Aim of the exercise -
Count every line in the data below that includes "analytical", and give only the result.

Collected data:

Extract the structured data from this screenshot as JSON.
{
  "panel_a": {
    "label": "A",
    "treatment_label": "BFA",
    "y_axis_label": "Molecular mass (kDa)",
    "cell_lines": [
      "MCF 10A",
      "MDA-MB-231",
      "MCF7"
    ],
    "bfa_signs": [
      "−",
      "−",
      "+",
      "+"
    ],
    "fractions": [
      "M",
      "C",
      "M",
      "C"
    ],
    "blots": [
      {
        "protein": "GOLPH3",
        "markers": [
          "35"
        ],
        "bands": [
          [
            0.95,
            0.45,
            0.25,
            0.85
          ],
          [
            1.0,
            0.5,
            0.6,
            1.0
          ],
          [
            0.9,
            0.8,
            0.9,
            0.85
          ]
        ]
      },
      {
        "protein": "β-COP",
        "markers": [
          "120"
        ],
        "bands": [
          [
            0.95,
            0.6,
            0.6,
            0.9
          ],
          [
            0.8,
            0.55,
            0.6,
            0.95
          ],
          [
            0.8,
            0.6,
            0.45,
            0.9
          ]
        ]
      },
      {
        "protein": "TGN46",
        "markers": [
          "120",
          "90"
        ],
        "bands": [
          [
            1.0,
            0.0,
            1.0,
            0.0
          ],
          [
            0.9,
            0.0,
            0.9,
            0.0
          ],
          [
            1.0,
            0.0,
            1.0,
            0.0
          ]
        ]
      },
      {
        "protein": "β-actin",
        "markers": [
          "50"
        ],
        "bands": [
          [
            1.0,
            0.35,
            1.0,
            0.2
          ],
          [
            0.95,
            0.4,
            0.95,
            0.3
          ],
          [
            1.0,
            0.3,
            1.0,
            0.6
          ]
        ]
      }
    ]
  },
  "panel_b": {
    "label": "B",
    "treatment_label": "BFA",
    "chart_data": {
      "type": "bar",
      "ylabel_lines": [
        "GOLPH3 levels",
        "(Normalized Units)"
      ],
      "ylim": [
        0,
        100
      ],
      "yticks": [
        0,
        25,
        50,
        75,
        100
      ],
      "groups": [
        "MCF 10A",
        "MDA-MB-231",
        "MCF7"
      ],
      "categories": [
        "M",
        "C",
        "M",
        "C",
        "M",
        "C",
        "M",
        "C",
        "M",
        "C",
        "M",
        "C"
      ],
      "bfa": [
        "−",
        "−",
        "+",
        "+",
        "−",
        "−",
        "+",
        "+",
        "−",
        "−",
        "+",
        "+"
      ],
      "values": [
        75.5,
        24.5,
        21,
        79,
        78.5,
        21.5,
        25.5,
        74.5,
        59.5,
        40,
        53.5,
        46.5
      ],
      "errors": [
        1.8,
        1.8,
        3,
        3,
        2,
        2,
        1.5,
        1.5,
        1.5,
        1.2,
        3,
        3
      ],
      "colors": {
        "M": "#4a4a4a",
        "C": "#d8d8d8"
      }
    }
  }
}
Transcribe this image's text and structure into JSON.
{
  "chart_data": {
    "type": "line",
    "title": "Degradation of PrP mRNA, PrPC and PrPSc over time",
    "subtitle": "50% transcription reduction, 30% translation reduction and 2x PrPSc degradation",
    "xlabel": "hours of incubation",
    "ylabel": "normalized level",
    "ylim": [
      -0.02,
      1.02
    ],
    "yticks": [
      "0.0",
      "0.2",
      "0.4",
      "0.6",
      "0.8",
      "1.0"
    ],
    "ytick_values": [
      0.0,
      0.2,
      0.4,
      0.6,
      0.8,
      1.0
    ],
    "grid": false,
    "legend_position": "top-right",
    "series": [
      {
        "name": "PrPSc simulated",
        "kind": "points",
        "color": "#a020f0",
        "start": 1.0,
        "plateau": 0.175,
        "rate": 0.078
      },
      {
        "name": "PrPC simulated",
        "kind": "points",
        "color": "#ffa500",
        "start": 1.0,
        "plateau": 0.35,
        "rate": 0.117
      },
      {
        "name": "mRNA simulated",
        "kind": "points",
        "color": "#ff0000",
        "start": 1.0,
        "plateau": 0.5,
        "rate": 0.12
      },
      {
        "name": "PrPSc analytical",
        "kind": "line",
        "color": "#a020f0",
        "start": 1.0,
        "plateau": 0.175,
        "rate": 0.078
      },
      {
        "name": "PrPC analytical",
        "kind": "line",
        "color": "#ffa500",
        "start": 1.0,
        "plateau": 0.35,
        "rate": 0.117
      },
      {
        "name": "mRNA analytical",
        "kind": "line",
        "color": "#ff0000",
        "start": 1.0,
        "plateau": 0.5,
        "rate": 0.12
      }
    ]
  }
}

Exercise answer -
3